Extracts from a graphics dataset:
● ● ●
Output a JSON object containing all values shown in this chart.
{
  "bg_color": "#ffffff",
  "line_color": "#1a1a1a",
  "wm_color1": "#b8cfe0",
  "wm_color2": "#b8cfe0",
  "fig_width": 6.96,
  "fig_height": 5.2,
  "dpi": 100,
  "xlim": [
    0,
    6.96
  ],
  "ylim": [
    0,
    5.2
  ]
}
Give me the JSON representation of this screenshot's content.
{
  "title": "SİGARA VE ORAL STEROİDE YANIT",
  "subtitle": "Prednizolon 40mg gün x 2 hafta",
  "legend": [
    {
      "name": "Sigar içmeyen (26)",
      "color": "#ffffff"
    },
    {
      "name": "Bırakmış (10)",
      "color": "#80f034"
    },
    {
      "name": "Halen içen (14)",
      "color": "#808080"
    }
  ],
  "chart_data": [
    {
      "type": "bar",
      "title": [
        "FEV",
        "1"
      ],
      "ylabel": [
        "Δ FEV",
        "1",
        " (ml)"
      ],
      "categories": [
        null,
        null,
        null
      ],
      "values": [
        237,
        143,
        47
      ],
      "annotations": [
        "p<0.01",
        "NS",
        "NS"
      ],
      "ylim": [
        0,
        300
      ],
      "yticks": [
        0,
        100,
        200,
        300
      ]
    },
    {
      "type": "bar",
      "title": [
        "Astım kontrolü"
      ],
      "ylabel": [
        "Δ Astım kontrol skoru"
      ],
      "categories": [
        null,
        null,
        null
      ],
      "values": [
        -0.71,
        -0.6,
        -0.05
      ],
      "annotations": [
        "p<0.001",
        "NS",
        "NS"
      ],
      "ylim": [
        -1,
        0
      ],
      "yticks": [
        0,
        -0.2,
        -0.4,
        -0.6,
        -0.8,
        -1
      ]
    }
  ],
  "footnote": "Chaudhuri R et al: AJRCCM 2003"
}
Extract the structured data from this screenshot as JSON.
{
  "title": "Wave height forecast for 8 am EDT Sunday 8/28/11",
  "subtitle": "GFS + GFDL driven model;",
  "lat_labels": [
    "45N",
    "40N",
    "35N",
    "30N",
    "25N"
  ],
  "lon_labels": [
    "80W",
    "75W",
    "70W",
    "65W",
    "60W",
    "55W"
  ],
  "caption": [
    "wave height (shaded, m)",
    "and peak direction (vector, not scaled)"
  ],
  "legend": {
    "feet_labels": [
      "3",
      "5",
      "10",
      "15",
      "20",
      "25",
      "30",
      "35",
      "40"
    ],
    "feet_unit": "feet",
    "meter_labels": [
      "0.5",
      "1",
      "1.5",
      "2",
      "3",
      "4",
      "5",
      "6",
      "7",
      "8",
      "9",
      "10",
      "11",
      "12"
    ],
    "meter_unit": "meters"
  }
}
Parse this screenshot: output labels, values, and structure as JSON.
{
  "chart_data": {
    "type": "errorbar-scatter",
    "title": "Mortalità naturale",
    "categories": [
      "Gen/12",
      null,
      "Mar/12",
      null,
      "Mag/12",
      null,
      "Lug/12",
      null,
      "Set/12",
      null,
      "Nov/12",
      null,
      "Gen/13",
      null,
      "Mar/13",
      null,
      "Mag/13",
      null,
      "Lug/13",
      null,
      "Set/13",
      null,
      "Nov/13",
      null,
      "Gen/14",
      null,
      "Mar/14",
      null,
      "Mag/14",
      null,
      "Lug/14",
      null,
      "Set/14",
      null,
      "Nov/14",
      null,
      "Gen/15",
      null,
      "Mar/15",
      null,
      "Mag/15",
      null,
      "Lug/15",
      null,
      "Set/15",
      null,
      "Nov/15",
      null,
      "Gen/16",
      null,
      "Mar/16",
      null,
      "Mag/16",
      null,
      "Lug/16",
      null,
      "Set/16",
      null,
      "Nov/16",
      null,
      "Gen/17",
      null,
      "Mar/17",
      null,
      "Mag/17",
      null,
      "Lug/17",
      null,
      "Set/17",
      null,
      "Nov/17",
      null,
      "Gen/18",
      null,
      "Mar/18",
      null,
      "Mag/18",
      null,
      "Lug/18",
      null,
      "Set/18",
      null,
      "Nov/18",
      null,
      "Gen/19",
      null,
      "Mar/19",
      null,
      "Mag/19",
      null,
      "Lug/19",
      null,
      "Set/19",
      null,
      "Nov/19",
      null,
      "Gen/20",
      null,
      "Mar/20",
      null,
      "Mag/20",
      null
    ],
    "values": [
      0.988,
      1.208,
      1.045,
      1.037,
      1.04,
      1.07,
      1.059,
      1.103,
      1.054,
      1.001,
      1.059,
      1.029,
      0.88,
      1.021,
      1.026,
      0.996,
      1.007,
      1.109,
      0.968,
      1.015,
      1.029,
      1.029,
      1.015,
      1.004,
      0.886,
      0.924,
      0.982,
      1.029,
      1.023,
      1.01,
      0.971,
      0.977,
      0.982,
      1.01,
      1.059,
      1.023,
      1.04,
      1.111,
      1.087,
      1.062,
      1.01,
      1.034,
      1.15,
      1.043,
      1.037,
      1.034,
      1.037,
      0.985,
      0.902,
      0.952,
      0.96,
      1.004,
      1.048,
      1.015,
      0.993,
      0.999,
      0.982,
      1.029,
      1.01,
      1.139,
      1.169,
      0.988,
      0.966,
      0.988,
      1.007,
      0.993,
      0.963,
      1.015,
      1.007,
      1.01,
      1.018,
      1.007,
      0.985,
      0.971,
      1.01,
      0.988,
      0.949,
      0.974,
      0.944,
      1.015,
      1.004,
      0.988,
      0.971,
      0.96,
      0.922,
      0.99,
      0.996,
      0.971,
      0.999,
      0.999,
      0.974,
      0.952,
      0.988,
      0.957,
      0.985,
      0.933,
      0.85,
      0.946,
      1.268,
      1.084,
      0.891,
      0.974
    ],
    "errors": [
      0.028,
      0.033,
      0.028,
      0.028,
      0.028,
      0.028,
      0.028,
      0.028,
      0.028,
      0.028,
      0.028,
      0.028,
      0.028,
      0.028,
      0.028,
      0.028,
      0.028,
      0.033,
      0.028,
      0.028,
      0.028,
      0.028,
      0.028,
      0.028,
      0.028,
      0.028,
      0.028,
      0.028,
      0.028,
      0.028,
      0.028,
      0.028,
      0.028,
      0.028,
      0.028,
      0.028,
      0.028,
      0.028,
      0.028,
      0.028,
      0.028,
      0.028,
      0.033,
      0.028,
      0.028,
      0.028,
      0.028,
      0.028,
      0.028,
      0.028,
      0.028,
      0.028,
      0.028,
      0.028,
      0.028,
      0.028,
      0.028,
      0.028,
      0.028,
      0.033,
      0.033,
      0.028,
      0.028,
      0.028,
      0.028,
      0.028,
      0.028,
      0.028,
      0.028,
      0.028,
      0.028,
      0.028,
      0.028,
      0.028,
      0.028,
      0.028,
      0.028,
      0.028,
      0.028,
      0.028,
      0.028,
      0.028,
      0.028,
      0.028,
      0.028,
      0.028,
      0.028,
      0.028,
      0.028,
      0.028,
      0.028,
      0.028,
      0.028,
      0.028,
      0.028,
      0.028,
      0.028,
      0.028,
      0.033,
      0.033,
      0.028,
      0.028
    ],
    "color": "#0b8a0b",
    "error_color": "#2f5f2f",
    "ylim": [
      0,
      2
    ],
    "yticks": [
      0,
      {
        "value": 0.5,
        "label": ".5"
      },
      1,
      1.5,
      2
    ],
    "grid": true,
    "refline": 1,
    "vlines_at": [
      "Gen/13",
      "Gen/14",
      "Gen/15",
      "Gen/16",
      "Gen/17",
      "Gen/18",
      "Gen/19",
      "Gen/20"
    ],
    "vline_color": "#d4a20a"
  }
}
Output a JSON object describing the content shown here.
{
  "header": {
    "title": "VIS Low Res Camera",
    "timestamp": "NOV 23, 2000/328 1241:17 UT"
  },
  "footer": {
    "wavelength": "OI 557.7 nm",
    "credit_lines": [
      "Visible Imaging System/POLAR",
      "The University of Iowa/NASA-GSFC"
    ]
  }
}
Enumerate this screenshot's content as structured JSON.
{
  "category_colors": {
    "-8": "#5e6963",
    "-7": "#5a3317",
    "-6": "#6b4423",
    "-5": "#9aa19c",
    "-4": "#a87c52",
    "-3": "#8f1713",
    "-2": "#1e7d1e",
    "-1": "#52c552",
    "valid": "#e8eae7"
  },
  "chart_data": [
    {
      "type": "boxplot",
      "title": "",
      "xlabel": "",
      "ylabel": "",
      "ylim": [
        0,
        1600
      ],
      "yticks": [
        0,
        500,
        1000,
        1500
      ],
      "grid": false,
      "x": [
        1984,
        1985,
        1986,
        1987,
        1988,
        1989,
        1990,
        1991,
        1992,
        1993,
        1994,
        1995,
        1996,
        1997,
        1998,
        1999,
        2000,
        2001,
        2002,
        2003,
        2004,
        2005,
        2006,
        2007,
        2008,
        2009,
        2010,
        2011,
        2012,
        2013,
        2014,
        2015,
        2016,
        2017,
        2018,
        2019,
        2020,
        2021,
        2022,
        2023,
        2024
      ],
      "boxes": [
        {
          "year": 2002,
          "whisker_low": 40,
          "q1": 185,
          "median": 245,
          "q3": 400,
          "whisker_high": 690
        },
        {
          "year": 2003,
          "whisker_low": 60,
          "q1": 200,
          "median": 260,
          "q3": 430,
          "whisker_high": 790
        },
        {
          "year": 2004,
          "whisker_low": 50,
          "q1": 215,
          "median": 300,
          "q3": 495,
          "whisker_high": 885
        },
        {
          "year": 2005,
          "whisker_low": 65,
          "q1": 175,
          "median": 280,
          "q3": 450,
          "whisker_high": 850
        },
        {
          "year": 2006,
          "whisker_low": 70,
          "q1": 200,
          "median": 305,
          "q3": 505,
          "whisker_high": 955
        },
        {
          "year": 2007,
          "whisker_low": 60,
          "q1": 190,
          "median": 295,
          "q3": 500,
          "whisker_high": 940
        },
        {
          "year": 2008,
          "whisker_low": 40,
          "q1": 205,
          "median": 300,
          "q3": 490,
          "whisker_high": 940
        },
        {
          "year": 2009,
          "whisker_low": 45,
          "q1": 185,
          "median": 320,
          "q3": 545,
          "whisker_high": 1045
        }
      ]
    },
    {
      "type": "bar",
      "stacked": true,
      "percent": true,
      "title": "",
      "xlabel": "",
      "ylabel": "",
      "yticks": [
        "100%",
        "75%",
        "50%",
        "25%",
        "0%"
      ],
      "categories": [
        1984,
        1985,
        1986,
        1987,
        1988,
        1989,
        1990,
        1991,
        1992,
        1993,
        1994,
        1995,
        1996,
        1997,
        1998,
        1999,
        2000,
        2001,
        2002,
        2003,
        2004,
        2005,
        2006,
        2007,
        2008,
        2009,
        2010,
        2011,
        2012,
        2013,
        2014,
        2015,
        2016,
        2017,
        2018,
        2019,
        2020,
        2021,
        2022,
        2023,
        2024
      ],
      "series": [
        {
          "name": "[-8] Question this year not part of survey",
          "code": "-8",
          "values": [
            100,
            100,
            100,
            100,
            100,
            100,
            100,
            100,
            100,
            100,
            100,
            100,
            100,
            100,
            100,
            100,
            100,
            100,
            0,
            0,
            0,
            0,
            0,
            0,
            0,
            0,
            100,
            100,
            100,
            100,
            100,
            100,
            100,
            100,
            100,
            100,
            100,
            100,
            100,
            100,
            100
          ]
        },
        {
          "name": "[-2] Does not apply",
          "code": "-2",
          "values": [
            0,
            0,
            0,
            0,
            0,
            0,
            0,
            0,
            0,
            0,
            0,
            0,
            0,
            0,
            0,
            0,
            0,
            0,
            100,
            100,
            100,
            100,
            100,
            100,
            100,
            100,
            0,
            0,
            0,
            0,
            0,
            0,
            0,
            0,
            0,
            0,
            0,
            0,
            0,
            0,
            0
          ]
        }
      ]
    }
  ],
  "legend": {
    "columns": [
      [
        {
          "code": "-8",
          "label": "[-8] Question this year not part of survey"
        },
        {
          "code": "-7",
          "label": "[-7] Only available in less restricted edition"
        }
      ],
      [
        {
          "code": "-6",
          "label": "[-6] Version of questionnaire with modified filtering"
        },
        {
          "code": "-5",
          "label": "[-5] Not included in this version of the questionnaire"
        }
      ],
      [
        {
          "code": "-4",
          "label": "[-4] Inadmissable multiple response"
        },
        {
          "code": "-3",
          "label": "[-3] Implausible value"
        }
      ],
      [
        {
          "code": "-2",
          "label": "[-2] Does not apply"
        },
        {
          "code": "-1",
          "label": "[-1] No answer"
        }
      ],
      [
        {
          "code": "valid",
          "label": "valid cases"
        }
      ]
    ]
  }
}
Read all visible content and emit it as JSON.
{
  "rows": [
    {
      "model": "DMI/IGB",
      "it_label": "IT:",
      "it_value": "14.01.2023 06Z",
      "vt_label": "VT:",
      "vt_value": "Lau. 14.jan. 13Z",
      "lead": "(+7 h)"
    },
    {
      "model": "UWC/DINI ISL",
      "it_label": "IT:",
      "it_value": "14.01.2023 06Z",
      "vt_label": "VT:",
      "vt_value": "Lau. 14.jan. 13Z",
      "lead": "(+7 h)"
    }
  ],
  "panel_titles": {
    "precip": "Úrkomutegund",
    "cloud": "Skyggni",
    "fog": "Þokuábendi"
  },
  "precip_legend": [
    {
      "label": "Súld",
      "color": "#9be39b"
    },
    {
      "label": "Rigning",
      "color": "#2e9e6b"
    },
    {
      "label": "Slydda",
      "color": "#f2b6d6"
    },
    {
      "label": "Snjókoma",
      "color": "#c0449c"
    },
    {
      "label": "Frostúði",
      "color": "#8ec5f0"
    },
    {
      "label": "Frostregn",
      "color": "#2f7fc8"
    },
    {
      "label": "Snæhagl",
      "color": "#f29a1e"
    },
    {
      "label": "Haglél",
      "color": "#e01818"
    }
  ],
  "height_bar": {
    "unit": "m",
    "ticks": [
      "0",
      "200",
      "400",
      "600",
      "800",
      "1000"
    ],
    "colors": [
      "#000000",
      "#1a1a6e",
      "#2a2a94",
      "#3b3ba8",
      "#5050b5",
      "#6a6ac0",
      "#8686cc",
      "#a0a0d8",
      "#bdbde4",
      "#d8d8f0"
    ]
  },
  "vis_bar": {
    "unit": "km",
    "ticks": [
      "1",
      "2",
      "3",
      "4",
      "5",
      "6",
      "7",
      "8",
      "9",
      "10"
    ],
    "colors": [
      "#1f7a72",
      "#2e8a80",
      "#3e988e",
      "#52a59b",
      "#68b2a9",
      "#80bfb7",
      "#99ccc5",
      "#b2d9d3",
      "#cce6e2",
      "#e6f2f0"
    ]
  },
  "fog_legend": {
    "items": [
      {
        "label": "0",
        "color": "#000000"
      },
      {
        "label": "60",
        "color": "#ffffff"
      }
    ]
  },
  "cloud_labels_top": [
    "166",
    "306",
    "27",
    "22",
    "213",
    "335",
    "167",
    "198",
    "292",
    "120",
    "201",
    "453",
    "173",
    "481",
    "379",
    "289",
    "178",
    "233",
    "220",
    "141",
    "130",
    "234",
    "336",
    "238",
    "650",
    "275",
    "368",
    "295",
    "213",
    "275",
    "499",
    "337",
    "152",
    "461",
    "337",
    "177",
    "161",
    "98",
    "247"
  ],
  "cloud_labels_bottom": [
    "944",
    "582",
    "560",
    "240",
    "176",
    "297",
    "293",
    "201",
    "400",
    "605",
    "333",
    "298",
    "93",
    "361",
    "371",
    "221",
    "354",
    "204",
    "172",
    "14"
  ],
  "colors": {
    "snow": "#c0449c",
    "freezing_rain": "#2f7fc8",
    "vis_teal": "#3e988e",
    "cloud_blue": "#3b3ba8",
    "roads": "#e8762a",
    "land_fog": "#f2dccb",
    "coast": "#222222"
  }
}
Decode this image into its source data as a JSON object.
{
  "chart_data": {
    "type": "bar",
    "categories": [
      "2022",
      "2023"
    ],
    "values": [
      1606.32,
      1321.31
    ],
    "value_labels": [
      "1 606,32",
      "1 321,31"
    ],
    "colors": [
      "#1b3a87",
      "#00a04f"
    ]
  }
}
● ● ●
◆ **REQUIRED WORK**: Gather every line from the listing above in which the word "object" appears.

◆ **TASK OUTPUT**:
Output a JSON object containing all values shown in this chart.
Output a JSON object describing the content shown here.
Decode this image into its source data as a JSON object.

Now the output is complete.